* WHAT IS EXPECTED:
Identify and copy all lines of the material where the string "Energy" is found.

* TASK DATA:
■ ■ ■

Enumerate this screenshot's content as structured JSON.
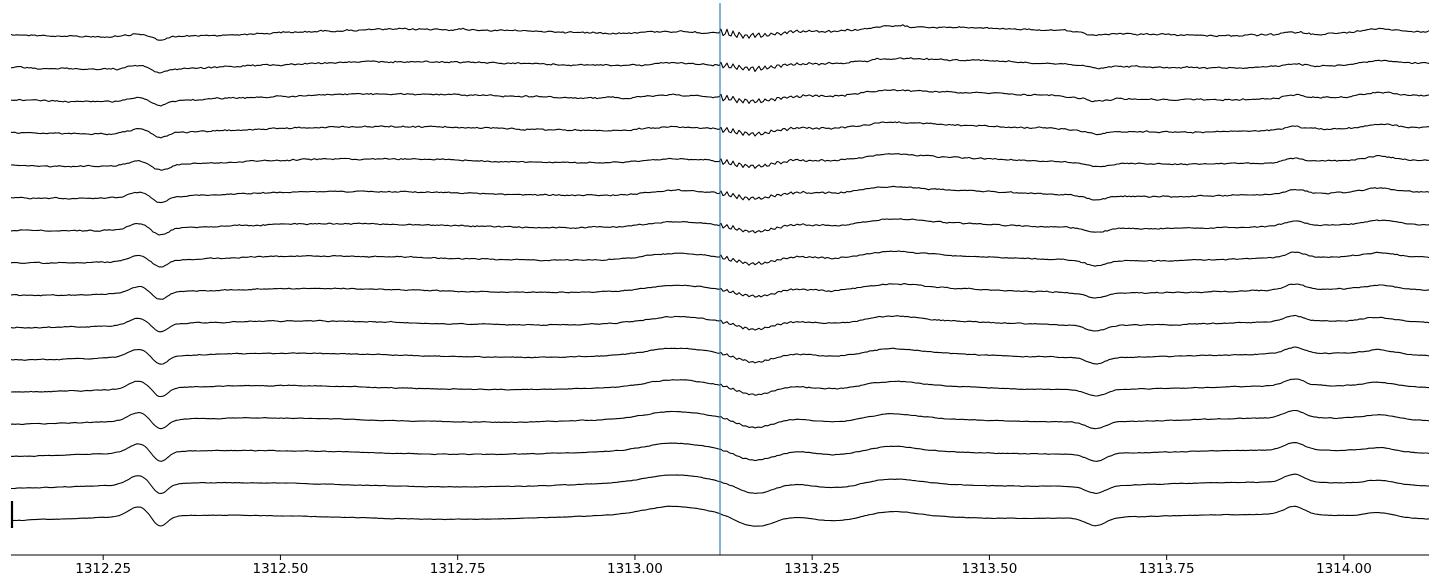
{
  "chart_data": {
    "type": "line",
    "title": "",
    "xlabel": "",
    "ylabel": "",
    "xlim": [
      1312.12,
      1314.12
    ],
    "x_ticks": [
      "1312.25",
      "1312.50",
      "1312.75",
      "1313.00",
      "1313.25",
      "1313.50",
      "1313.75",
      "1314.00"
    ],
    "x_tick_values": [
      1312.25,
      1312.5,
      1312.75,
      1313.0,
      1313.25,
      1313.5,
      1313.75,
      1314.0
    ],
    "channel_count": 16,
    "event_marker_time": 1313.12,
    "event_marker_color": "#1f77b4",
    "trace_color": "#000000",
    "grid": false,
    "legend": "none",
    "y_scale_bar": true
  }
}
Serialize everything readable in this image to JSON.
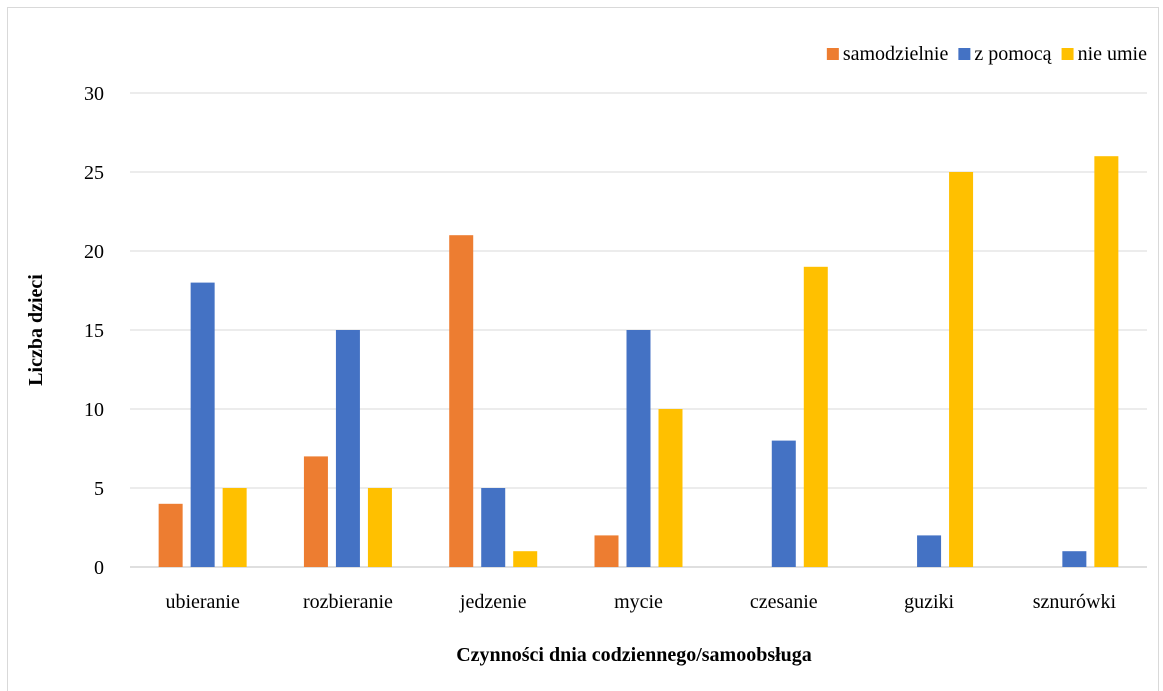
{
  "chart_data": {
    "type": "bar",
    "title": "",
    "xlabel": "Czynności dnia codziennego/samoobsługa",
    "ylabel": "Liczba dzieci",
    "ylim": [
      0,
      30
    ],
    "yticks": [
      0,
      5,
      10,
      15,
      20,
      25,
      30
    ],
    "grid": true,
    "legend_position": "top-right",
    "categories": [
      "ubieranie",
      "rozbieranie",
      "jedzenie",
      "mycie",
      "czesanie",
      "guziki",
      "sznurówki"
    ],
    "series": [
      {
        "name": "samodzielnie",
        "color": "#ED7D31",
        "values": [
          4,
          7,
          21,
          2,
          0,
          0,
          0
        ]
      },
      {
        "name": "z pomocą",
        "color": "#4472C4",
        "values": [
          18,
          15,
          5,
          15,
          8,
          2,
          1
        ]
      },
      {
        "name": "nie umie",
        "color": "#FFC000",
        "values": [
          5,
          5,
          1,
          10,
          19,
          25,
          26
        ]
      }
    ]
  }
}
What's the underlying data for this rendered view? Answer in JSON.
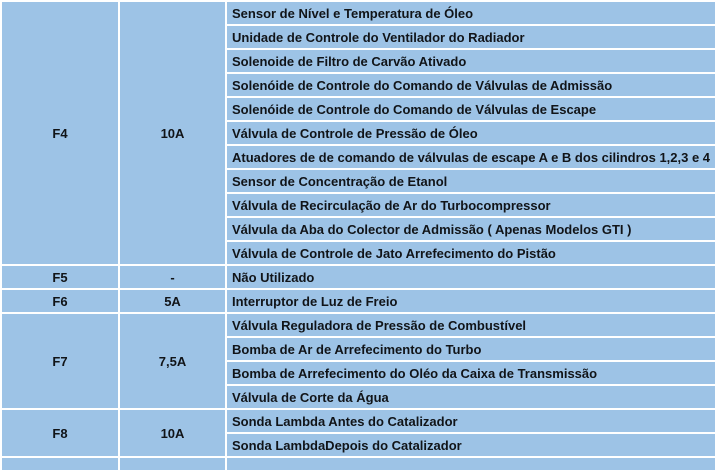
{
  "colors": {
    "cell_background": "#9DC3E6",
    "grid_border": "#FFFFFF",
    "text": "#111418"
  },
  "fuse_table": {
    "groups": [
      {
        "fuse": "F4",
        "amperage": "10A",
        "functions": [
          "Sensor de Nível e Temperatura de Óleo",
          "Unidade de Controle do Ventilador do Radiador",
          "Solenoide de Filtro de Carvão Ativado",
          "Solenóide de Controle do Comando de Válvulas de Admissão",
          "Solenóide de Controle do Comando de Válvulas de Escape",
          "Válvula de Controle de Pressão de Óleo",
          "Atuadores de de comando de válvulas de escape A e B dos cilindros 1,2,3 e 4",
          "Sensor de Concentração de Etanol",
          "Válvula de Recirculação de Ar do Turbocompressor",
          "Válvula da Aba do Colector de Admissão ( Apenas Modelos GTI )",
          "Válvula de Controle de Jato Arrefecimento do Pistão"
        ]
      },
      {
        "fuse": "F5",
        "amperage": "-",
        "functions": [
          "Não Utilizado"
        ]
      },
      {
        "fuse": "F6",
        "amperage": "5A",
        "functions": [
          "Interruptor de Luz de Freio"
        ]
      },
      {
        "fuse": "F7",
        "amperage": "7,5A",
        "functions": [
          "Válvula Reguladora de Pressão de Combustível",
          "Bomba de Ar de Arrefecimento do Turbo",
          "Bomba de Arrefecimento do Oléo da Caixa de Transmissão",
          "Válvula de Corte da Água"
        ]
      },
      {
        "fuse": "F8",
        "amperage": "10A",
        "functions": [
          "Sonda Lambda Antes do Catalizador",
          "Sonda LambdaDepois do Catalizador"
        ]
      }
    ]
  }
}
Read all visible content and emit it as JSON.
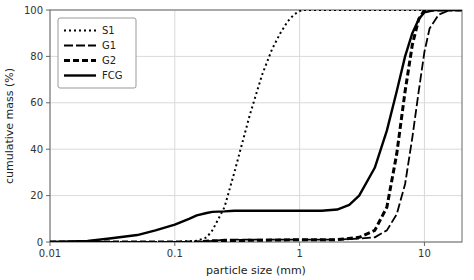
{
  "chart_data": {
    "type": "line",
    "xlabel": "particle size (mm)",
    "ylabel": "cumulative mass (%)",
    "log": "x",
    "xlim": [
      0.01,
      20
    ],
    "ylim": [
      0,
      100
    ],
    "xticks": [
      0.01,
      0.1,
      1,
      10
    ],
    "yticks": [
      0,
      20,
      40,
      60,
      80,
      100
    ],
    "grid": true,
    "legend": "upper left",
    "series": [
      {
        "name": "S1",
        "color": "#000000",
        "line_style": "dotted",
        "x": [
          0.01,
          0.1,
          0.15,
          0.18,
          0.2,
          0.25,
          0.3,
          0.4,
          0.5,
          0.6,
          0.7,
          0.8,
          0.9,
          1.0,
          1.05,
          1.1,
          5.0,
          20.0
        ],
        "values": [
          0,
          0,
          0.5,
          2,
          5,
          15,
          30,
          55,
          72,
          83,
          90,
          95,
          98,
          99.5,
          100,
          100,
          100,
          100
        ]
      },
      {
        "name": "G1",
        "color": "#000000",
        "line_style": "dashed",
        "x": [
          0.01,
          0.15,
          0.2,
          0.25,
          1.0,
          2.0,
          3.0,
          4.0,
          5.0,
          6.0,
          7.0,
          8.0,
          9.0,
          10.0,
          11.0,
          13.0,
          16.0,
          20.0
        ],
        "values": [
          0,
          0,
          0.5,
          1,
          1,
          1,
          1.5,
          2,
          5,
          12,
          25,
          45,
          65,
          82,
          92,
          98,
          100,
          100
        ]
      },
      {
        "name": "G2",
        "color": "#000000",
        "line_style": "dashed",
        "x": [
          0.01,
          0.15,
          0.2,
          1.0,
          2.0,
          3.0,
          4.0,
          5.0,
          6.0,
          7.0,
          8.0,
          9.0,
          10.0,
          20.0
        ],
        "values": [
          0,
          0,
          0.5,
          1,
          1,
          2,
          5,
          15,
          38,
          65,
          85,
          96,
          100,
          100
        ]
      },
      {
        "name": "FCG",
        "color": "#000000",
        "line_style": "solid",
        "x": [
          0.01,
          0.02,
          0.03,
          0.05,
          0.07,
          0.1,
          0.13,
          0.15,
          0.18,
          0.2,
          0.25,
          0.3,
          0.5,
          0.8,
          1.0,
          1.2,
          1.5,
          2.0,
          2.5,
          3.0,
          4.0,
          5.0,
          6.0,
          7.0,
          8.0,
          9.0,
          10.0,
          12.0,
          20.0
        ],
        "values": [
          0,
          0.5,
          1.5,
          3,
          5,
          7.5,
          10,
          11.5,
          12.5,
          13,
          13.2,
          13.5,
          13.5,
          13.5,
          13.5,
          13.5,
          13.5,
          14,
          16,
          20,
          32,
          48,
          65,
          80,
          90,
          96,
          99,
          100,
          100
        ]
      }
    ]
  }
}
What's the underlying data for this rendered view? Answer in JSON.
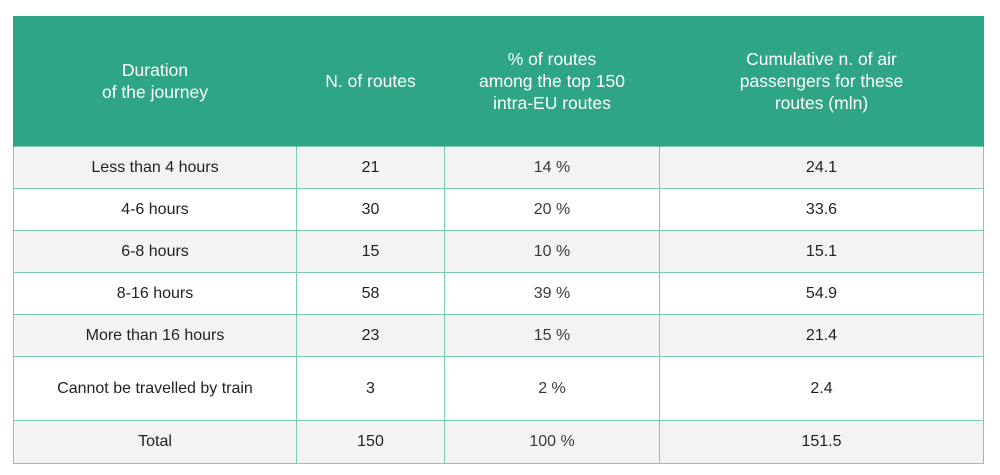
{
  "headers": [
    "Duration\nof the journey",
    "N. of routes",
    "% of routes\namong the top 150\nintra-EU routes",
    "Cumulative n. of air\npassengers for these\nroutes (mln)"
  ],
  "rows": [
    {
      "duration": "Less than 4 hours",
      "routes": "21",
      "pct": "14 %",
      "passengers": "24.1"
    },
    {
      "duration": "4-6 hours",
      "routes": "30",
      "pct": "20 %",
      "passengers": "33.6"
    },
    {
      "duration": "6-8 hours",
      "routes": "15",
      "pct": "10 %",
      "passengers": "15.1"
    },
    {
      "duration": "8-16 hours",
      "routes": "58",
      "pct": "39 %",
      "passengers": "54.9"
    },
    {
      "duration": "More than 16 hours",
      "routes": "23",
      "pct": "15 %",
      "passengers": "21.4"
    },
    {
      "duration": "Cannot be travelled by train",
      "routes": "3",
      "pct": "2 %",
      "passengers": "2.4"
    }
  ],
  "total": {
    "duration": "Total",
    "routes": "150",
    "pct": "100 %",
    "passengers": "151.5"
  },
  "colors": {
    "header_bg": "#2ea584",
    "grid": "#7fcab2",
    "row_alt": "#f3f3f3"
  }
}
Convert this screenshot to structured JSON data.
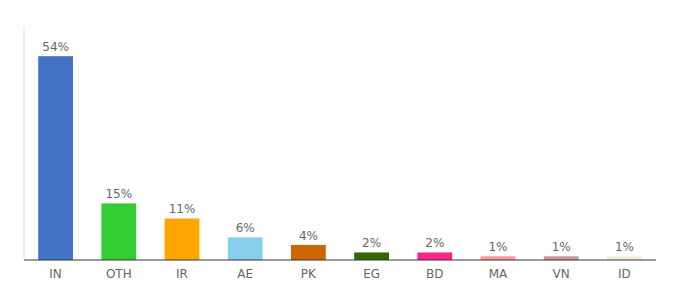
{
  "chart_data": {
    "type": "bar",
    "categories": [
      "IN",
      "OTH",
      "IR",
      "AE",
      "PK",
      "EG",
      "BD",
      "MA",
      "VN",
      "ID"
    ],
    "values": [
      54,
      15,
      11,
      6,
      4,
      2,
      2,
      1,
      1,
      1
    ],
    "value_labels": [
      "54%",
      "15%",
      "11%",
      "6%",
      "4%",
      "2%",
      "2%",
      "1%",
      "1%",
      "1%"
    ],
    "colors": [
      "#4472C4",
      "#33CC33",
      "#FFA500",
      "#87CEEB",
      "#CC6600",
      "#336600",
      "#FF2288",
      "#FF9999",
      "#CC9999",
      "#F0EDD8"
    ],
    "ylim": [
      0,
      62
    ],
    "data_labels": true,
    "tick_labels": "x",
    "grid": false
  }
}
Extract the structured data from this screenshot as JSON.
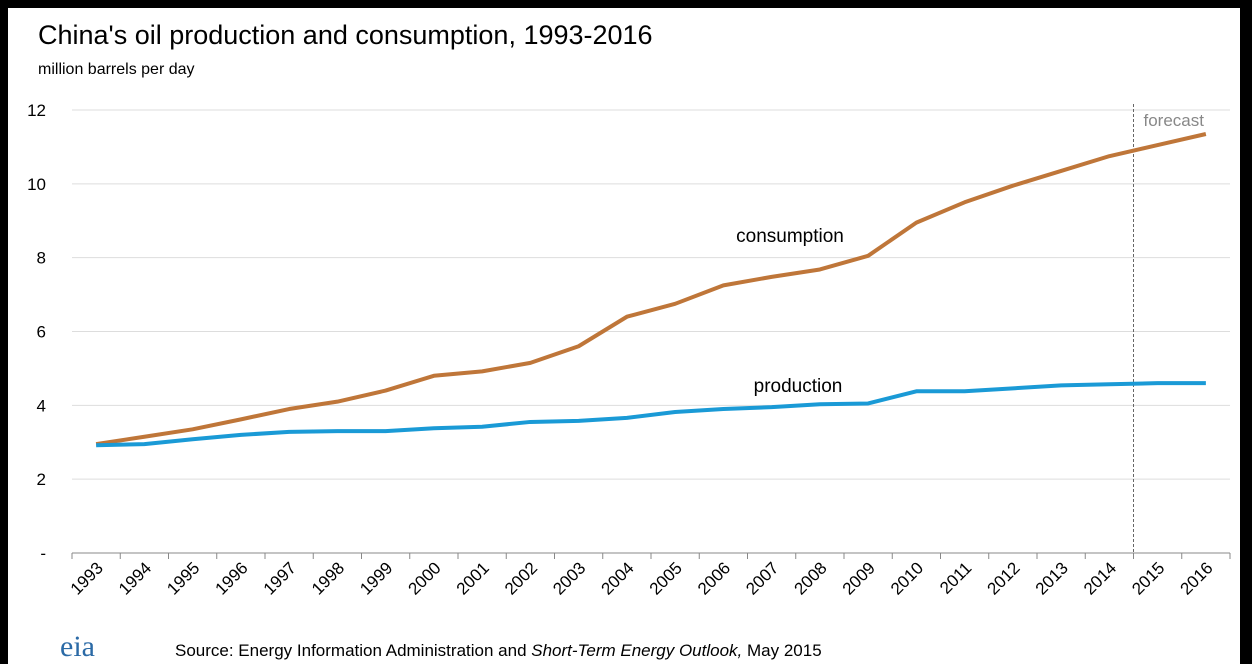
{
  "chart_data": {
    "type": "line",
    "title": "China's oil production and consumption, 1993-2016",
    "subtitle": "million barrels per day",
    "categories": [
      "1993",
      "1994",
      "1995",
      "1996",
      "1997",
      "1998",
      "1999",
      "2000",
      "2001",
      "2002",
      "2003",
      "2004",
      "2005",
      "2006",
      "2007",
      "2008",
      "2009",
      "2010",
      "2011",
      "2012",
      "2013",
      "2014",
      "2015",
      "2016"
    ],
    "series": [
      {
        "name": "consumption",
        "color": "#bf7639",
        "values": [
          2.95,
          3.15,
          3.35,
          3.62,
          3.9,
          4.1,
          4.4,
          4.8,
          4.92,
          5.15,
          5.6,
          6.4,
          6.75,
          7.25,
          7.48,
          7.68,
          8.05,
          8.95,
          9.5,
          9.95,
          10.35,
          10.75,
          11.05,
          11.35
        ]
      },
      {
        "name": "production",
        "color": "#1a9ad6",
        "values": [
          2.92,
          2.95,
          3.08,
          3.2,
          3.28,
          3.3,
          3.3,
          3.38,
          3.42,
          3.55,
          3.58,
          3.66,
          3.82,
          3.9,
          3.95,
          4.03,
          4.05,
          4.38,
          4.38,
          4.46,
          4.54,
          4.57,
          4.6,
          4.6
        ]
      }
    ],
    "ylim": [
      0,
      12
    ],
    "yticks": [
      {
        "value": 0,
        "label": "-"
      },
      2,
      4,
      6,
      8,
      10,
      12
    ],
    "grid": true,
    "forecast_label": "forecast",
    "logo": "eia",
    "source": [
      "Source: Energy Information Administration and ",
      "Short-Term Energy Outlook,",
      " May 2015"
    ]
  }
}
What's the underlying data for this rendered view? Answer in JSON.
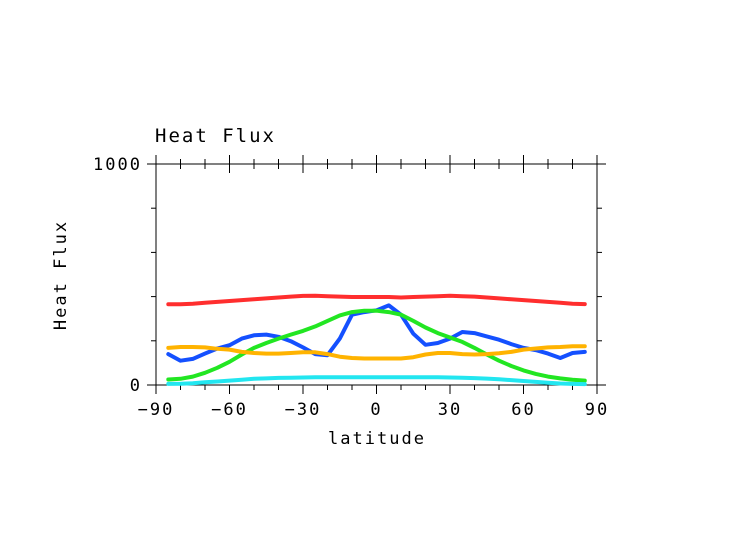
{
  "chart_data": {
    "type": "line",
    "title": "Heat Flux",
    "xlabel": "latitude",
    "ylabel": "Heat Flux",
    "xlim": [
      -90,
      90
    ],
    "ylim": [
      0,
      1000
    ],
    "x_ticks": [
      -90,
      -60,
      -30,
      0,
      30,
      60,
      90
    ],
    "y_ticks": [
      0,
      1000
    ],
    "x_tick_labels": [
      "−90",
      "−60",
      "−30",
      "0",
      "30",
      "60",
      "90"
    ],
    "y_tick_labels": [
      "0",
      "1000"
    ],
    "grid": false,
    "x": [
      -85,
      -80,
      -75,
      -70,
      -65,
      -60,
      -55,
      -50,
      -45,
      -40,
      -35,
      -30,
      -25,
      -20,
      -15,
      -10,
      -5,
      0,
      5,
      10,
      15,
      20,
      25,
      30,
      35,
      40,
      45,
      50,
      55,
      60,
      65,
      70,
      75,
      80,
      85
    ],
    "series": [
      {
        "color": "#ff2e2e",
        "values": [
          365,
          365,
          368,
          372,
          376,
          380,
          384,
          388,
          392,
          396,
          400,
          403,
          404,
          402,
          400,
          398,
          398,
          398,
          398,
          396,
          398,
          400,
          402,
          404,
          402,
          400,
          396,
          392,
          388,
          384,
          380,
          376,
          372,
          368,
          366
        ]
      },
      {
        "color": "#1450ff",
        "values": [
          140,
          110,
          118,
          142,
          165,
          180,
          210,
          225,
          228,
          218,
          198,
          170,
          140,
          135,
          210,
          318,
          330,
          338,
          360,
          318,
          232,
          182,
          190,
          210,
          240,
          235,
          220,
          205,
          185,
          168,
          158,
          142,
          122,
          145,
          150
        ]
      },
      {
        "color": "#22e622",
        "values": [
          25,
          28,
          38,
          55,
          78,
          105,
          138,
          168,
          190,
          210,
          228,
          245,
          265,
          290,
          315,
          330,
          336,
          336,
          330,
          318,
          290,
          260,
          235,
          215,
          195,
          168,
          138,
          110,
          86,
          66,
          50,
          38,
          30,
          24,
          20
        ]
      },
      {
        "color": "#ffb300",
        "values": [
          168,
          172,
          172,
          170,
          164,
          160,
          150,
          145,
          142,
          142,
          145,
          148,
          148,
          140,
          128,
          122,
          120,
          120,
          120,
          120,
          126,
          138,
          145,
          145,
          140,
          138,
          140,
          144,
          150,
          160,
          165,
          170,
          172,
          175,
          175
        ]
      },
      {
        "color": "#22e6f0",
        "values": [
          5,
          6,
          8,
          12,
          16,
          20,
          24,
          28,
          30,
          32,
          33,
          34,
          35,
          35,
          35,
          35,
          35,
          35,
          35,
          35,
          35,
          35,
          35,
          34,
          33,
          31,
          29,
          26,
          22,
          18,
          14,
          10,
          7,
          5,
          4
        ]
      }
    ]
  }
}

■ ■ ■

* FINISHED TASK:
      "Source: Energy Information Administration and ",
      "Short-Term Energy Outlook,",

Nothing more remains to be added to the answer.